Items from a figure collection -
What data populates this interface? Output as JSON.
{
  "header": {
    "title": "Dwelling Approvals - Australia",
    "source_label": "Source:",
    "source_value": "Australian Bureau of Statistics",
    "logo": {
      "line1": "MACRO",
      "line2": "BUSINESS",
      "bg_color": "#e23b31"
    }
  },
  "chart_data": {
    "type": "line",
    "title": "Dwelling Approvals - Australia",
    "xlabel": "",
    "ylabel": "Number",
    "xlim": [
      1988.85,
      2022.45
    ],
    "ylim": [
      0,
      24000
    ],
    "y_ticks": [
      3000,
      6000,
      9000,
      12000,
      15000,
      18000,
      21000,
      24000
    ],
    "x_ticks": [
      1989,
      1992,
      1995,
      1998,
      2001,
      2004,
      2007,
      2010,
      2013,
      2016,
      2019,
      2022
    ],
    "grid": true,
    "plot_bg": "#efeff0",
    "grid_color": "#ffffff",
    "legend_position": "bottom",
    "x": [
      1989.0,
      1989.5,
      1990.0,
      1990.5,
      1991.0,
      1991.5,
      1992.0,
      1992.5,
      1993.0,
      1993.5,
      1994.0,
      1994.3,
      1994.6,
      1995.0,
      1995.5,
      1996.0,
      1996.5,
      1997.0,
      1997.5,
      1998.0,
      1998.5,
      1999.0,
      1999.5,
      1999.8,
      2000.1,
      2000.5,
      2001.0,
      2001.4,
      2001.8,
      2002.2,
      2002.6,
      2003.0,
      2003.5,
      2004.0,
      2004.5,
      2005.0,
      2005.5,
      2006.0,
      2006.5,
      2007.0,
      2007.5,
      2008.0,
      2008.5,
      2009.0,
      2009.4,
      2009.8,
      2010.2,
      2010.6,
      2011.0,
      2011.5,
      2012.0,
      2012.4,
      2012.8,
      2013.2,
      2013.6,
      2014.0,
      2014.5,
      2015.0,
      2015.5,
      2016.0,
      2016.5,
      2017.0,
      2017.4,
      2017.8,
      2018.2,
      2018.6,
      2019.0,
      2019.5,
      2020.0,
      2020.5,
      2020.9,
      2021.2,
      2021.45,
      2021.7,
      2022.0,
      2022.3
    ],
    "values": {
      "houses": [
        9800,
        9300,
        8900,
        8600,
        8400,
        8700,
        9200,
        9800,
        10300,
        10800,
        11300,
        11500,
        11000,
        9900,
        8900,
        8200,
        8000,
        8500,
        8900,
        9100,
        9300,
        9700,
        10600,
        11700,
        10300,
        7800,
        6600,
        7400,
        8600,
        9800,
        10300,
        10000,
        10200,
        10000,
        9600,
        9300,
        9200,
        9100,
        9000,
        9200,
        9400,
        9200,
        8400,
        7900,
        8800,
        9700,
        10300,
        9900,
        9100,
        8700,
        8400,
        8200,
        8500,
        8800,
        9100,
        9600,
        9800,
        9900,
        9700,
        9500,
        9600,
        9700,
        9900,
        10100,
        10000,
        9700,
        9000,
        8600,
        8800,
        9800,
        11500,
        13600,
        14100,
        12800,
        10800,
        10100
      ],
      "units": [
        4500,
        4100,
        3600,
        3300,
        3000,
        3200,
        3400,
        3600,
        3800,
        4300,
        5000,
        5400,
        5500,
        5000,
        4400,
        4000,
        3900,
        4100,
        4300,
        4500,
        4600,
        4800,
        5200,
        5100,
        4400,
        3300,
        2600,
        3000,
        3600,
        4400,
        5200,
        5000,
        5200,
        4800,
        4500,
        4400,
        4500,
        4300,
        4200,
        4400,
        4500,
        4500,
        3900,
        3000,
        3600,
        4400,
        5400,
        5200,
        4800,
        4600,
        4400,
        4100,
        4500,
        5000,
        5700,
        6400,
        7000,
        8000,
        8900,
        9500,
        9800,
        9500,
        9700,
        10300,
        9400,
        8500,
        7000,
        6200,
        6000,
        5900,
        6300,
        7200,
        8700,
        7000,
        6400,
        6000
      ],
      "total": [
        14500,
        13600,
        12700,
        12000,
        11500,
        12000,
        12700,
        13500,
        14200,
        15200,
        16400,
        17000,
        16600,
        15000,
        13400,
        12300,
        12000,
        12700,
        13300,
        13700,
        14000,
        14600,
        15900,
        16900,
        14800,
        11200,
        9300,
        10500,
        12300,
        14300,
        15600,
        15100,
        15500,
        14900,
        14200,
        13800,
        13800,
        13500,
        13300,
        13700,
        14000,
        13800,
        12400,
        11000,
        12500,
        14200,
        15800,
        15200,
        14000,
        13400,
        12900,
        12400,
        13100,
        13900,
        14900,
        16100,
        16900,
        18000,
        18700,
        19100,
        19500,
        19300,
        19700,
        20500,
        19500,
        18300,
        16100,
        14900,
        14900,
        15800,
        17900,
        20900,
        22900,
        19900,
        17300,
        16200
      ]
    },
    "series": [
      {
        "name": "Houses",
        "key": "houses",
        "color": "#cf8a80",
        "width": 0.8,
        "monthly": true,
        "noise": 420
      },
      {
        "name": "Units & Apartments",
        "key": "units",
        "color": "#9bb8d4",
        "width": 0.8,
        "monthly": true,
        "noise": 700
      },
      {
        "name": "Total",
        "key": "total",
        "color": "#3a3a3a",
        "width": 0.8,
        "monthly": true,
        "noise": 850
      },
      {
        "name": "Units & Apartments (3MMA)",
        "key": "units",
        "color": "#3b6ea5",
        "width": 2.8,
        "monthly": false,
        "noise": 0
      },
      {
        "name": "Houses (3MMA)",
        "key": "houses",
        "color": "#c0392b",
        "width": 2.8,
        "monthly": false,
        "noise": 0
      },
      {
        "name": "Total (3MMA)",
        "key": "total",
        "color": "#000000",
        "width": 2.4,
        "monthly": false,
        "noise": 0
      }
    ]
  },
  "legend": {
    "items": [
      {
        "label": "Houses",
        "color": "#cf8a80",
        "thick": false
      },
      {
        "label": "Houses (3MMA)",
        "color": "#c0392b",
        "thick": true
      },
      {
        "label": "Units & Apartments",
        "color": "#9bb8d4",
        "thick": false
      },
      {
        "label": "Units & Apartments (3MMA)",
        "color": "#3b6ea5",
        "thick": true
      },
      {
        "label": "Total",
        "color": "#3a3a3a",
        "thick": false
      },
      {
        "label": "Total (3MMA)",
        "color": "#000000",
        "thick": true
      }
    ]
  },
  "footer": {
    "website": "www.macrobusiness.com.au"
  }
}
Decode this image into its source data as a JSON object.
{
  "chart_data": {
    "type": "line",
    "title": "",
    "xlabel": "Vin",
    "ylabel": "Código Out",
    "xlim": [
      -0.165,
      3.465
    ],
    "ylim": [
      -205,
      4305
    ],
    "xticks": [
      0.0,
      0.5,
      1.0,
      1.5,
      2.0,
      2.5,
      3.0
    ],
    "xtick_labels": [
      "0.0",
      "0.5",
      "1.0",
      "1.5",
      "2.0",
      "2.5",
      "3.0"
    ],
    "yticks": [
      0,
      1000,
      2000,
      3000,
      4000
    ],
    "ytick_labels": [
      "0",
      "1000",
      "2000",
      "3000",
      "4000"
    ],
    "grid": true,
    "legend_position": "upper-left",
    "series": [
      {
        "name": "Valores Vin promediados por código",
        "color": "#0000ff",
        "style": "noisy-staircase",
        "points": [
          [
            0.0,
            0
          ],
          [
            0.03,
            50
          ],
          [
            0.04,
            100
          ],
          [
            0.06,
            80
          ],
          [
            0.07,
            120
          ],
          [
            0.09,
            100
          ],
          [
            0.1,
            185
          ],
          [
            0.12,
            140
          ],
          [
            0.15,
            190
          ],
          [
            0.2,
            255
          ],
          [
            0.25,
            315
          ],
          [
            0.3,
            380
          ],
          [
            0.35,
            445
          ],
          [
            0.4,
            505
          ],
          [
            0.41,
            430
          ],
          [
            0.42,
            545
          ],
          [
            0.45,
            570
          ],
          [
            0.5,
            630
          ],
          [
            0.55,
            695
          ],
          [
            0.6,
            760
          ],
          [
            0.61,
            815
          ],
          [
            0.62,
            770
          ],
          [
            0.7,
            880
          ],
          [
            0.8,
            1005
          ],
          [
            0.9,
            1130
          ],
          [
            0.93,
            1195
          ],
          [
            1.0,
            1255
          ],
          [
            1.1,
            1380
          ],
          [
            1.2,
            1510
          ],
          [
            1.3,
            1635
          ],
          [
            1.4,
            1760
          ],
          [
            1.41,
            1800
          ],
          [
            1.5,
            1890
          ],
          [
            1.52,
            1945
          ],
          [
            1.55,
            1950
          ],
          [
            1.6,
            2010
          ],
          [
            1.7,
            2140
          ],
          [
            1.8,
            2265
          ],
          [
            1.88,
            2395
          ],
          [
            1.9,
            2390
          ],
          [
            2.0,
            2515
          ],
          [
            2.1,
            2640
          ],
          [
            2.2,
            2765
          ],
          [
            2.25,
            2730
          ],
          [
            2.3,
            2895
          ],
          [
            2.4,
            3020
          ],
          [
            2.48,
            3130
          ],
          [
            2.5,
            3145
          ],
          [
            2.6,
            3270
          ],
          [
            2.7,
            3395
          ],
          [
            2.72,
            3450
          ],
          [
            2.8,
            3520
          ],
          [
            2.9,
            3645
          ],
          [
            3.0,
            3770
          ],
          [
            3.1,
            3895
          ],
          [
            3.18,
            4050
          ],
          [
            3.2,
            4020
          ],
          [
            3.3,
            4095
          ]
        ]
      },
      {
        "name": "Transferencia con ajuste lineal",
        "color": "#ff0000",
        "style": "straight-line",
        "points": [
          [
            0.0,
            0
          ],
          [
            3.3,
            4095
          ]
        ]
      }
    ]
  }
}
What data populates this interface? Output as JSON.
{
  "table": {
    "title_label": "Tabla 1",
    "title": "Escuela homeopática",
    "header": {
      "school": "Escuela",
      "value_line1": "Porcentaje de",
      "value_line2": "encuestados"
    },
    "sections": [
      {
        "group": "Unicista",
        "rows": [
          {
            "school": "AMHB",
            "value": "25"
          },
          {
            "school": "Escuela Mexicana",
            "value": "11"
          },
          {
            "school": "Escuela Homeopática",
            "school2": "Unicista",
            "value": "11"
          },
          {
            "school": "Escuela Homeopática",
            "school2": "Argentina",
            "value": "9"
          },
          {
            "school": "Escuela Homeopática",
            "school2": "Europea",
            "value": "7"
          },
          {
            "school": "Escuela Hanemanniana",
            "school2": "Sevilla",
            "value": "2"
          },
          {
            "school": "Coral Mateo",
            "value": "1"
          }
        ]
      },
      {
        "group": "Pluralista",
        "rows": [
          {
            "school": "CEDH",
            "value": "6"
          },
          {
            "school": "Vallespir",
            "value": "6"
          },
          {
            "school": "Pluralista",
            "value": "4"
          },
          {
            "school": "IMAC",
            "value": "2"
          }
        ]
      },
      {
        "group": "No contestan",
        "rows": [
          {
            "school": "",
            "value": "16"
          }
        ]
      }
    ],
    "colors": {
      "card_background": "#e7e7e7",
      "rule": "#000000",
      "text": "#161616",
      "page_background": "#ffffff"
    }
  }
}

TASK DETAILS - Every line in the data above that contains "ffffff" needs to be copied.

RESULT FOR THIS TASK -
    "grid_color": "#ffffff",
      "page_background": "#ffffff"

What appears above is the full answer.